YOUR OBJECTIVE
Repeat every record exactly, but keep images out of the copy.

DATA ENTRIES
* * * * * * * * *
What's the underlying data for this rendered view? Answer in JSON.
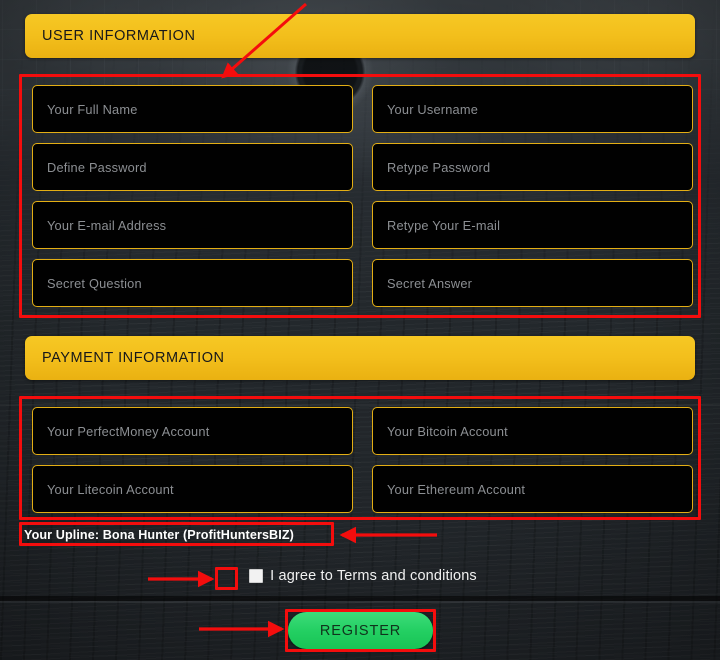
{
  "page": {
    "title": "Registration Form",
    "accent_yellow": "#f3bf1c",
    "field_border": "#e3ae14",
    "annotation_red": "#f40d0d",
    "register_green": "#23cf62",
    "background": "#20252a"
  },
  "sections": [
    {
      "id": "user-information",
      "header": "USER INFORMATION",
      "fields": [
        {
          "name": "full-name",
          "placeholder": "Your Full Name"
        },
        {
          "name": "username",
          "placeholder": "Your Username"
        },
        {
          "name": "define-password",
          "placeholder": "Define Password"
        },
        {
          "name": "retype-password",
          "placeholder": "Retype Password"
        },
        {
          "name": "email",
          "placeholder": "Your E-mail Address"
        },
        {
          "name": "retype-email",
          "placeholder": "Retype Your E-mail"
        },
        {
          "name": "secret-question",
          "placeholder": "Secret Question"
        },
        {
          "name": "secret-answer",
          "placeholder": "Secret Answer"
        }
      ]
    },
    {
      "id": "payment-information",
      "header": "PAYMENT INFORMATION",
      "fields": [
        {
          "name": "perfectmoney-account",
          "placeholder": "Your PerfectMoney Account"
        },
        {
          "name": "bitcoin-account",
          "placeholder": "Your Bitcoin Account"
        },
        {
          "name": "litecoin-account",
          "placeholder": "Your Litecoin Account"
        },
        {
          "name": "ethereum-account",
          "placeholder": "Your Ethereum Account"
        }
      ]
    }
  ],
  "upline": {
    "text": "Your Upline: Bona Hunter (ProfitHuntersBIZ)"
  },
  "terms": {
    "label": "I agree to Terms and conditions",
    "checked": false
  },
  "submit": {
    "label": "REGISTER"
  },
  "annotations": {
    "boxes": [
      {
        "name": "user-fields-highlight",
        "target": "user information input grid"
      },
      {
        "name": "payment-fields-highlight",
        "target": "payment information input grid"
      },
      {
        "name": "upline-highlight",
        "target": "upline text"
      },
      {
        "name": "checkbox-highlight",
        "target": "terms checkbox"
      },
      {
        "name": "register-highlight",
        "target": "register button"
      }
    ],
    "arrows": [
      {
        "name": "arrow-to-user-fields",
        "direction": "down-left"
      },
      {
        "name": "arrow-to-upline",
        "direction": "left"
      },
      {
        "name": "arrow-to-checkbox",
        "direction": "right"
      },
      {
        "name": "arrow-to-register",
        "direction": "right"
      }
    ]
  }
}
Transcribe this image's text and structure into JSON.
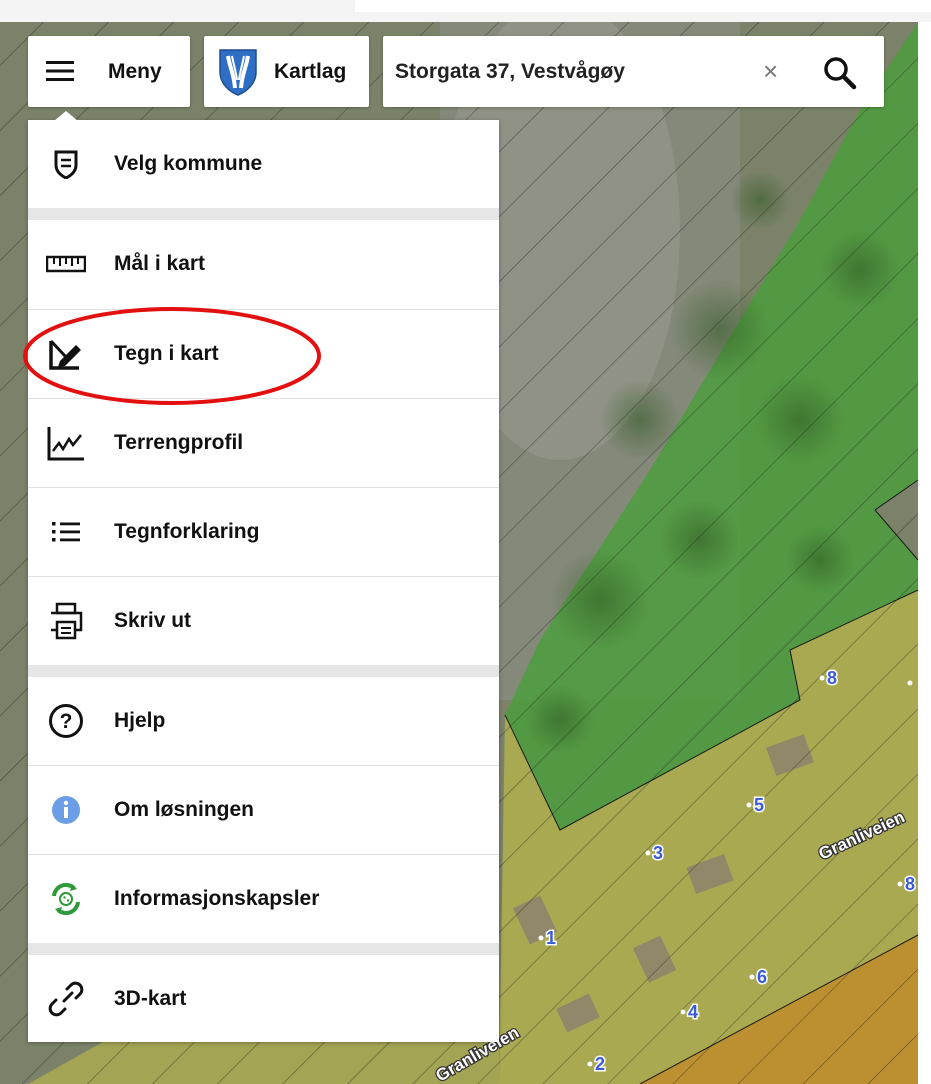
{
  "toolbar": {
    "menu_label": "Meny",
    "layers_label": "Kartlag",
    "search_value": "Storgata 37, Vestvågøy",
    "clear_symbol": "×"
  },
  "menu": {
    "items": [
      {
        "label": "Velg kommune",
        "icon": "municipality-icon"
      },
      {
        "label": "Mål i kart",
        "icon": "ruler-icon"
      },
      {
        "label": "Tegn i kart",
        "icon": "draw-icon"
      },
      {
        "label": "Terrengprofil",
        "icon": "terrain-profile-icon"
      },
      {
        "label": "Tegnforklaring",
        "icon": "legend-list-icon"
      },
      {
        "label": "Skriv ut",
        "icon": "printer-icon"
      },
      {
        "label": "Hjelp",
        "icon": "help-icon"
      },
      {
        "label": "Om løsningen",
        "icon": "info-icon"
      },
      {
        "label": "Informasjonskapsler",
        "icon": "cookie-consent-icon"
      },
      {
        "label": "3D-kart",
        "icon": "link-icon"
      }
    ]
  },
  "map": {
    "street_labels": [
      "Granliveien",
      "Granliveien"
    ],
    "address_numbers": [
      "8",
      "5",
      "3",
      "8",
      "1",
      "6",
      "4",
      "2"
    ]
  },
  "colors": {
    "highlight_circle": "#e41010",
    "zone_green": "#4c9e3d",
    "zone_yellow": "#b5b34c",
    "zone_orange": "#c08b2c",
    "number_label": "#3b5bd9"
  }
}
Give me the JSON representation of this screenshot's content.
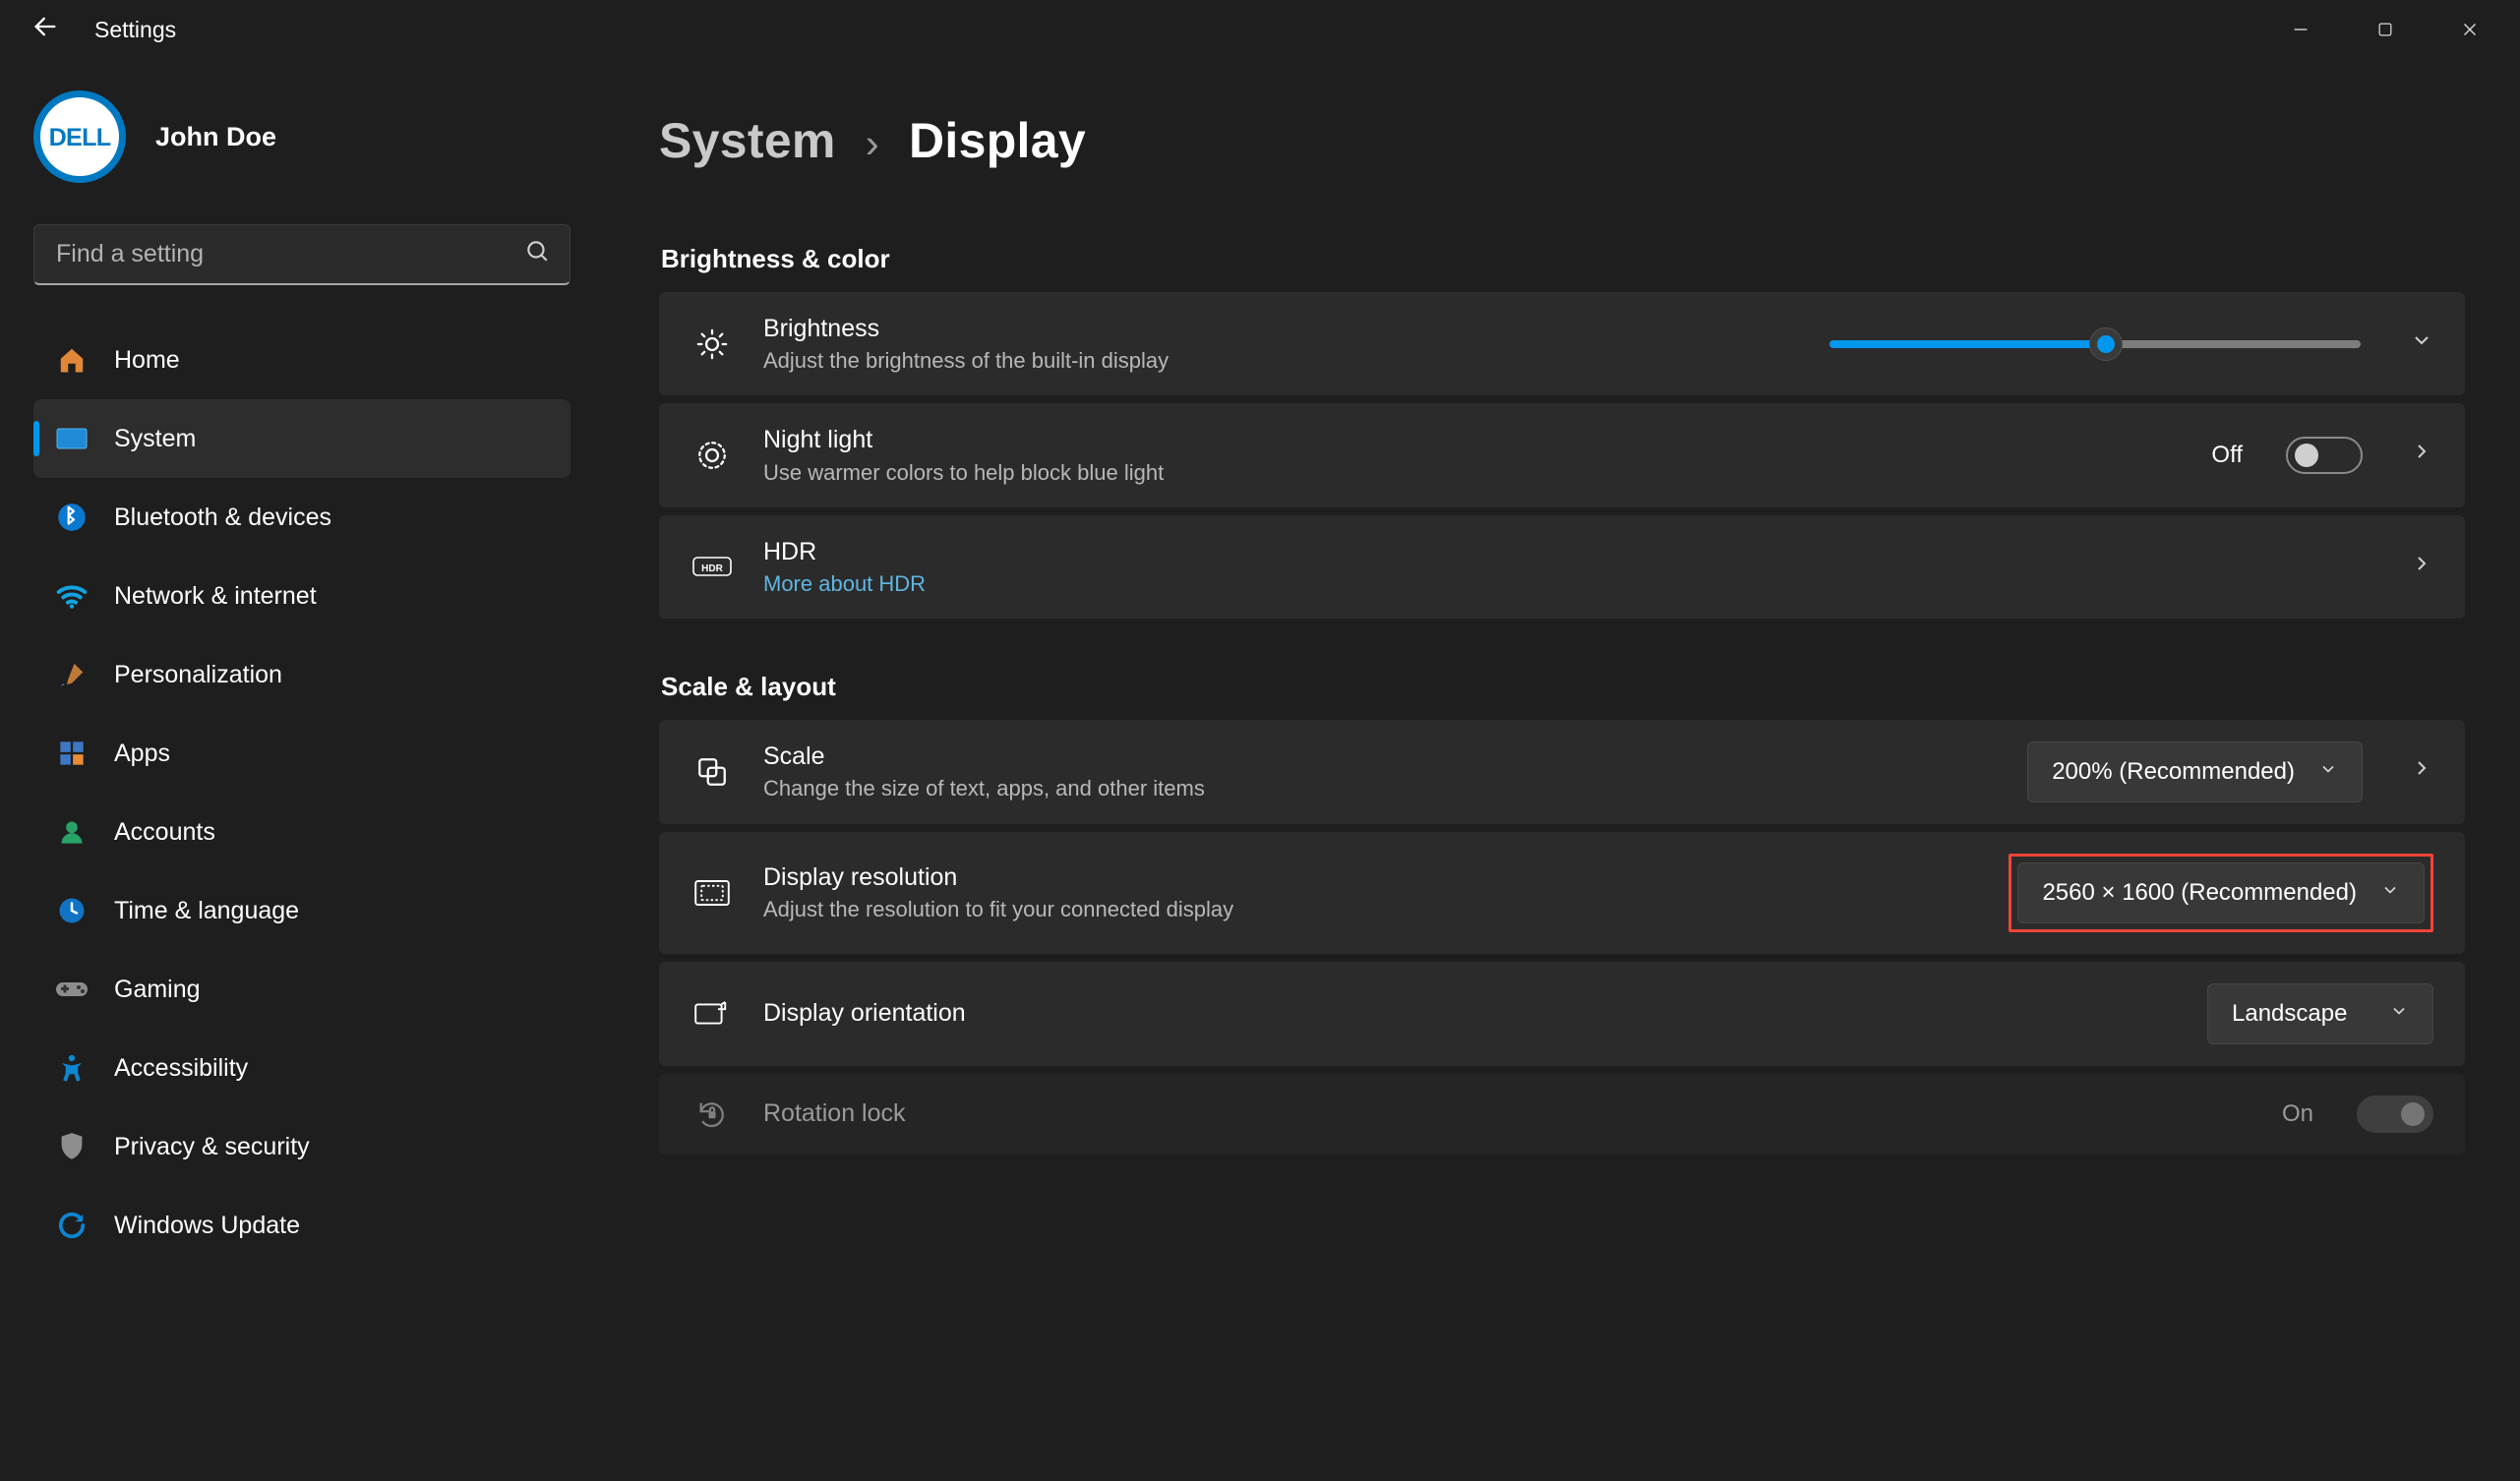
{
  "app_title": "Settings",
  "user_name": "John Doe",
  "search_placeholder": "Find a setting",
  "sidebar": {
    "items": [
      {
        "label": "Home"
      },
      {
        "label": "System"
      },
      {
        "label": "Bluetooth & devices"
      },
      {
        "label": "Network & internet"
      },
      {
        "label": "Personalization"
      },
      {
        "label": "Apps"
      },
      {
        "label": "Accounts"
      },
      {
        "label": "Time & language"
      },
      {
        "label": "Gaming"
      },
      {
        "label": "Accessibility"
      },
      {
        "label": "Privacy & security"
      },
      {
        "label": "Windows Update"
      }
    ],
    "active_index": 1
  },
  "breadcrumb": {
    "parent": "System",
    "current": "Display"
  },
  "sections": {
    "s1": {
      "title": "Brightness & color",
      "brightness": {
        "title": "Brightness",
        "subtitle": "Adjust the brightness of the built-in display",
        "value_percent": 52
      },
      "nightlight": {
        "title": "Night light",
        "subtitle": "Use warmer colors to help block blue light",
        "state_label": "Off",
        "on": false
      },
      "hdr": {
        "title": "HDR",
        "link_text": "More about HDR"
      }
    },
    "s2": {
      "title": "Scale & layout",
      "scale": {
        "title": "Scale",
        "subtitle": "Change the size of text, apps, and other items",
        "value": "200% (Recommended)"
      },
      "resolution": {
        "title": "Display resolution",
        "subtitle": "Adjust the resolution to fit your connected display",
        "value": "2560 × 1600 (Recommended)"
      },
      "orientation": {
        "title": "Display orientation",
        "value": "Landscape"
      },
      "rotation": {
        "title": "Rotation lock",
        "state_label": "On",
        "on": true
      }
    }
  }
}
* * * * * * * * *
TASK ANSWER
What's the underlying data for this rendered view? Answer in JSON.
{
  "page": {
    "title": "Registration Form",
    "accent_yellow": "#f3bf1c",
    "field_border": "#e3ae14",
    "annotation_red": "#f40d0d",
    "register_green": "#23cf62",
    "background": "#20252a"
  },
  "sections": [
    {
      "id": "user-information",
      "header": "USER INFORMATION",
      "fields": [
        {
          "name": "full-name",
          "placeholder": "Your Full Name"
        },
        {
          "name": "username",
          "placeholder": "Your Username"
        },
        {
          "name": "define-password",
          "placeholder": "Define Password"
        },
        {
          "name": "retype-password",
          "placeholder": "Retype Password"
        },
        {
          "name": "email",
          "placeholder": "Your E-mail Address"
        },
        {
          "name": "retype-email",
          "placeholder": "Retype Your E-mail"
        },
        {
          "name": "secret-question",
          "placeholder": "Secret Question"
        },
        {
          "name": "secret-answer",
          "placeholder": "Secret Answer"
        }
      ]
    },
    {
      "id": "payment-information",
      "header": "PAYMENT INFORMATION",
      "fields": [
        {
          "name": "perfectmoney-account",
          "placeholder": "Your PerfectMoney Account"
        },
        {
          "name": "bitcoin-account",
          "placeholder": "Your Bitcoin Account"
        },
        {
          "name": "litecoin-account",
          "placeholder": "Your Litecoin Account"
        },
        {
          "name": "ethereum-account",
          "placeholder": "Your Ethereum Account"
        }
      ]
    }
  ],
  "upline": {
    "text": "Your Upline: Bona Hunter (ProfitHuntersBIZ)"
  },
  "terms": {
    "label": "I agree to Terms and conditions",
    "checked": false
  },
  "submit": {
    "label": "REGISTER"
  },
  "annotations": {
    "boxes": [
      {
        "name": "user-fields-highlight",
        "target": "user information input grid"
      },
      {
        "name": "payment-fields-highlight",
        "target": "payment information input grid"
      },
      {
        "name": "upline-highlight",
        "target": "upline text"
      },
      {
        "name": "checkbox-highlight",
        "target": "terms checkbox"
      },
      {
        "name": "register-highlight",
        "target": "register button"
      }
    ],
    "arrows": [
      {
        "name": "arrow-to-user-fields",
        "direction": "down-left"
      },
      {
        "name": "arrow-to-upline",
        "direction": "left"
      },
      {
        "name": "arrow-to-checkbox",
        "direction": "right"
      },
      {
        "name": "arrow-to-register",
        "direction": "right"
      }
    ]
  }
}
Transcribe this image's text and structure into JSON.
{
  "toolbar": {
    "menu_label": "Meny",
    "layers_label": "Kartlag",
    "search_value": "Storgata 37, Vestvågøy",
    "clear_symbol": "×"
  },
  "menu": {
    "items": [
      {
        "label": "Velg kommune",
        "icon": "municipality-icon"
      },
      {
        "label": "Mål i kart",
        "icon": "ruler-icon"
      },
      {
        "label": "Tegn i kart",
        "icon": "draw-icon"
      },
      {
        "label": "Terrengprofil",
        "icon": "terrain-profile-icon"
      },
      {
        "label": "Tegnforklaring",
        "icon": "legend-list-icon"
      },
      {
        "label": "Skriv ut",
        "icon": "printer-icon"
      },
      {
        "label": "Hjelp",
        "icon": "help-icon"
      },
      {
        "label": "Om løsningen",
        "icon": "info-icon"
      },
      {
        "label": "Informasjonskapsler",
        "icon": "cookie-consent-icon"
      },
      {
        "label": "3D-kart",
        "icon": "link-icon"
      }
    ]
  },
  "map": {
    "street_labels": [
      "Granliveien",
      "Granliveien"
    ],
    "address_numbers": [
      "8",
      "5",
      "3",
      "8",
      "1",
      "6",
      "4",
      "2"
    ]
  },
  "colors": {
    "highlight_circle": "#e41010",
    "zone_green": "#4c9e3d",
    "zone_yellow": "#b5b34c",
    "zone_orange": "#c08b2c",
    "number_label": "#3b5bd9"
  }
}
Give me the JSON representation of this screenshot's content.
{
  "app_title": "Settings",
  "user_name": "John Doe",
  "search_placeholder": "Find a setting",
  "sidebar": {
    "items": [
      {
        "label": "Home"
      },
      {
        "label": "System"
      },
      {
        "label": "Bluetooth & devices"
      },
      {
        "label": "Network & internet"
      },
      {
        "label": "Personalization"
      },
      {
        "label": "Apps"
      },
      {
        "label": "Accounts"
      },
      {
        "label": "Time & language"
      },
      {
        "label": "Gaming"
      },
      {
        "label": "Accessibility"
      },
      {
        "label": "Privacy & security"
      },
      {
        "label": "Windows Update"
      }
    ],
    "active_index": 1
  },
  "breadcrumb": {
    "parent": "System",
    "current": "Display"
  },
  "sections": {
    "s1": {
      "title": "Brightness & color",
      "brightness": {
        "title": "Brightness",
        "subtitle": "Adjust the brightness of the built-in display",
        "value_percent": 52
      },
      "nightlight": {
        "title": "Night light",
        "subtitle": "Use warmer colors to help block blue light",
        "state_label": "Off",
        "on": false
      },
      "hdr": {
        "title": "HDR",
        "link_text": "More about HDR"
      }
    },
    "s2": {
      "title": "Scale & layout",
      "scale": {
        "title": "Scale",
        "subtitle": "Change the size of text, apps, and other items",
        "value": "200% (Recommended)"
      },
      "resolution": {
        "title": "Display resolution",
        "subtitle": "Adjust the resolution to fit your connected display",
        "value": "2560 × 1600 (Recommended)"
      },
      "orientation": {
        "title": "Display orientation",
        "value": "Landscape"
      },
      "rotation": {
        "title": "Rotation lock",
        "state_label": "On",
        "on": true
      }
    }
  }
}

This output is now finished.